Begin

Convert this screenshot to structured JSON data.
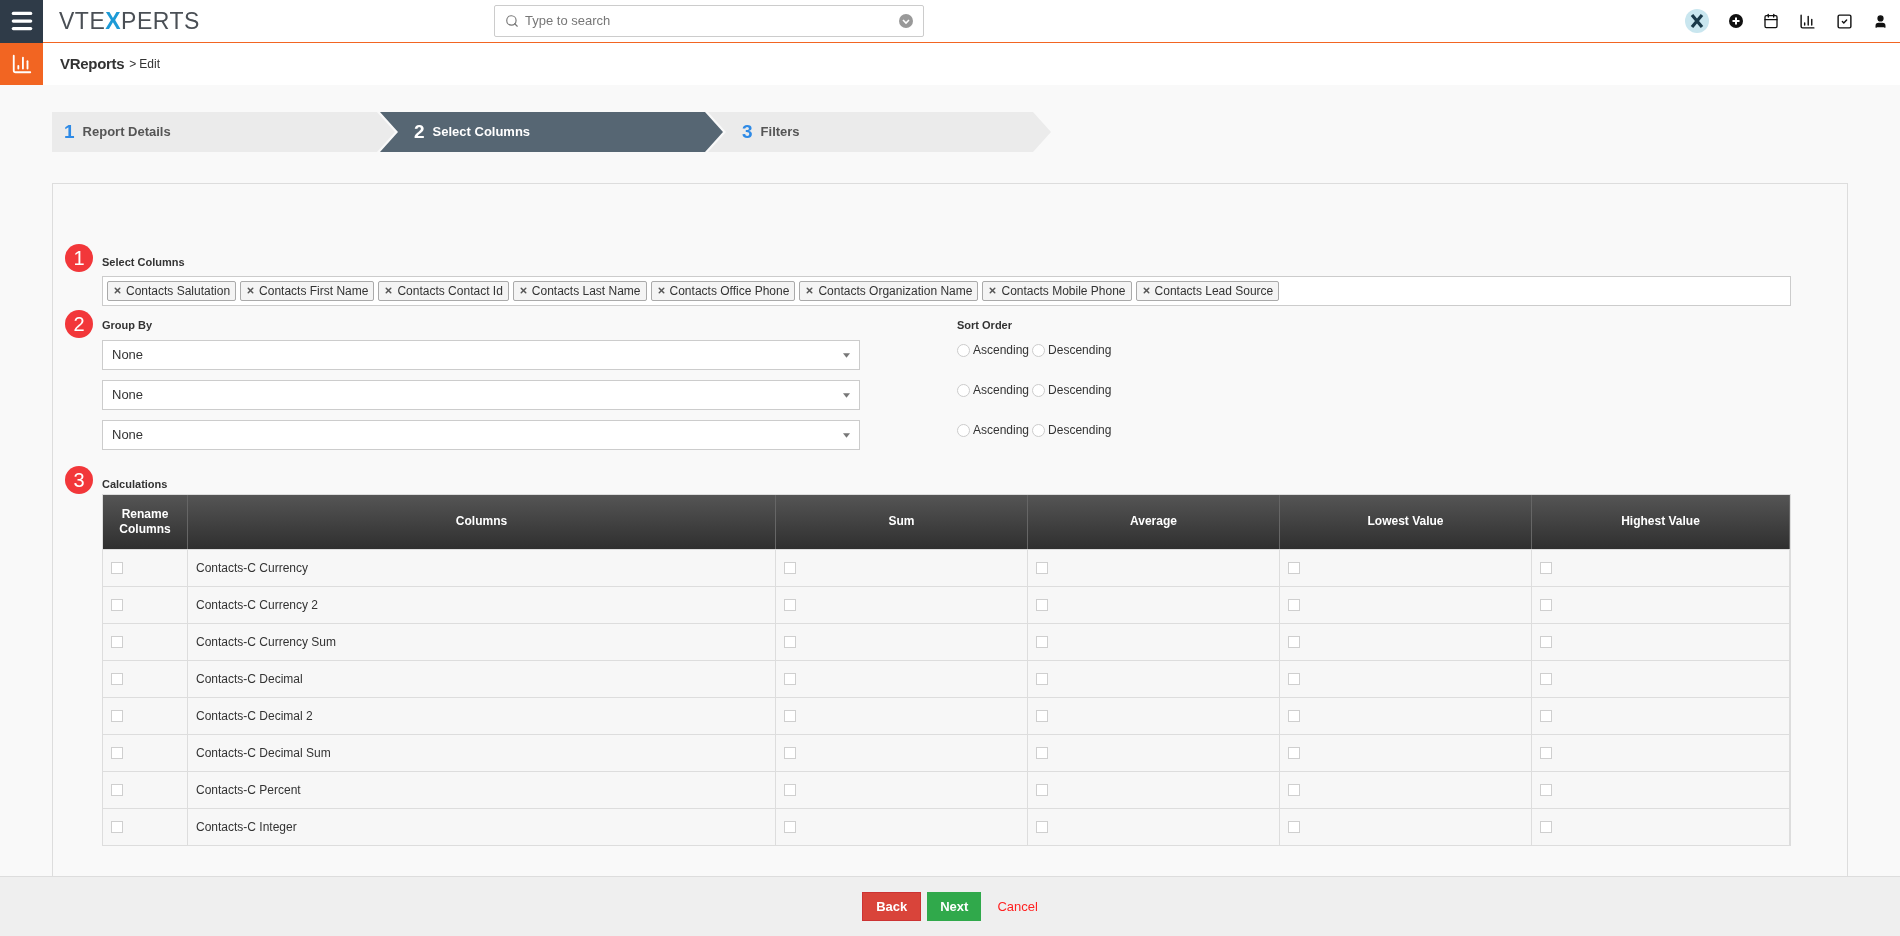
{
  "header": {
    "logo": [
      {
        "text": "VTE",
        "accent": false
      },
      {
        "text": "X",
        "accent": true
      },
      {
        "text": "PERTS",
        "accent": false
      }
    ],
    "search": {
      "placeholder": "Type to search"
    }
  },
  "breadcrumb": {
    "module": "VReports",
    "separator": ">",
    "page": "Edit"
  },
  "steps": [
    {
      "number": "1",
      "label": "Report Details",
      "selected": false
    },
    {
      "number": "2",
      "label": "Select Columns",
      "selected": true
    },
    {
      "number": "3",
      "label": "Filters",
      "selected": false
    }
  ],
  "select_columns": {
    "marker": "1",
    "label": "Select Columns",
    "tags": [
      "Contacts Salutation",
      "Contacts First Name",
      "Contacts Contact Id",
      "Contacts Last Name",
      "Contacts Office Phone",
      "Contacts Organization Name",
      "Contacts Mobile Phone",
      "Contacts Lead Source"
    ]
  },
  "group_by": {
    "marker": "2",
    "label": "Group By",
    "selects": [
      "None",
      "None",
      "None"
    ]
  },
  "sort_order": {
    "label": "Sort Order",
    "rows": [
      [
        {
          "label": "Ascending",
          "selected": false
        },
        {
          "label": "Descending",
          "selected": false
        }
      ],
      [
        {
          "label": "Ascending",
          "selected": false
        },
        {
          "label": "Descending",
          "selected": false
        }
      ],
      [
        {
          "label": "Ascending",
          "selected": false
        },
        {
          "label": "Descending",
          "selected": false
        }
      ]
    ]
  },
  "calculations": {
    "marker": "3",
    "label": "Calculations",
    "columns": [
      "Rename Columns",
      "Columns",
      "Sum",
      "Average",
      "Lowest Value",
      "Highest Value"
    ],
    "rows": [
      {
        "name": "Contacts-C Currency",
        "rename": false,
        "checks": [
          false,
          false,
          false,
          false
        ]
      },
      {
        "name": "Contacts-C Currency 2",
        "rename": false,
        "checks": [
          false,
          false,
          false,
          false
        ]
      },
      {
        "name": "Contacts-C Currency Sum",
        "rename": false,
        "checks": [
          false,
          false,
          false,
          false
        ]
      },
      {
        "name": "Contacts-C Decimal",
        "rename": false,
        "checks": [
          false,
          false,
          false,
          false
        ]
      },
      {
        "name": "Contacts-C Decimal 2",
        "rename": false,
        "checks": [
          false,
          false,
          false,
          false
        ]
      },
      {
        "name": "Contacts-C Decimal Sum",
        "rename": false,
        "checks": [
          false,
          false,
          false,
          false
        ]
      },
      {
        "name": "Contacts-C Percent",
        "rename": false,
        "checks": [
          false,
          false,
          false,
          false
        ]
      },
      {
        "name": "Contacts-C Integer",
        "rename": false,
        "checks": [
          false,
          false,
          false,
          false
        ]
      }
    ]
  },
  "footer": {
    "back": "Back",
    "next": "Next",
    "cancel": "Cancel"
  }
}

End

What you are asked to do —
Output the full set of records above without changing a word, and drop the images.

Result of this exercise —
Convert this screenshot to structured JSON data.
{
  "header": {
    "logo": [
      {
        "text": "VTE",
        "accent": false
      },
      {
        "text": "X",
        "accent": true
      },
      {
        "text": "PERTS",
        "accent": false
      }
    ],
    "search": {
      "placeholder": "Type to search"
    }
  },
  "breadcrumb": {
    "module": "VReports",
    "separator": ">",
    "page": "Edit"
  },
  "steps": [
    {
      "number": "1",
      "label": "Report Details",
      "selected": false
    },
    {
      "number": "2",
      "label": "Select Columns",
      "selected": true
    },
    {
      "number": "3",
      "label": "Filters",
      "selected": false
    }
  ],
  "select_columns": {
    "marker": "1",
    "label": "Select Columns",
    "tags": [
      "Contacts Salutation",
      "Contacts First Name",
      "Contacts Contact Id",
      "Contacts Last Name",
      "Contacts Office Phone",
      "Contacts Organization Name",
      "Contacts Mobile Phone",
      "Contacts Lead Source"
    ]
  },
  "group_by": {
    "marker": "2",
    "label": "Group By",
    "selects": [
      "None",
      "None",
      "None"
    ]
  },
  "sort_order": {
    "label": "Sort Order",
    "rows": [
      [
        {
          "label": "Ascending",
          "selected": false
        },
        {
          "label": "Descending",
          "selected": false
        }
      ],
      [
        {
          "label": "Ascending",
          "selected": false
        },
        {
          "label": "Descending",
          "selected": false
        }
      ],
      [
        {
          "label": "Ascending",
          "selected": false
        },
        {
          "label": "Descending",
          "selected": false
        }
      ]
    ]
  },
  "calculations": {
    "marker": "3",
    "label": "Calculations",
    "columns": [
      "Rename Columns",
      "Columns",
      "Sum",
      "Average",
      "Lowest Value",
      "Highest Value"
    ],
    "rows": [
      {
        "name": "Contacts-C Currency",
        "rename": false,
        "checks": [
          false,
          false,
          false,
          false
        ]
      },
      {
        "name": "Contacts-C Currency 2",
        "rename": false,
        "checks": [
          false,
          false,
          false,
          false
        ]
      },
      {
        "name": "Contacts-C Currency Sum",
        "rename": false,
        "checks": [
          false,
          false,
          false,
          false
        ]
      },
      {
        "name": "Contacts-C Decimal",
        "rename": false,
        "checks": [
          false,
          false,
          false,
          false
        ]
      },
      {
        "name": "Contacts-C Decimal 2",
        "rename": false,
        "checks": [
          false,
          false,
          false,
          false
        ]
      },
      {
        "name": "Contacts-C Decimal Sum",
        "rename": false,
        "checks": [
          false,
          false,
          false,
          false
        ]
      },
      {
        "name": "Contacts-C Percent",
        "rename": false,
        "checks": [
          false,
          false,
          false,
          false
        ]
      },
      {
        "name": "Contacts-C Integer",
        "rename": false,
        "checks": [
          false,
          false,
          false,
          false
        ]
      }
    ]
  },
  "footer": {
    "back": "Back",
    "next": "Next",
    "cancel": "Cancel"
  }
}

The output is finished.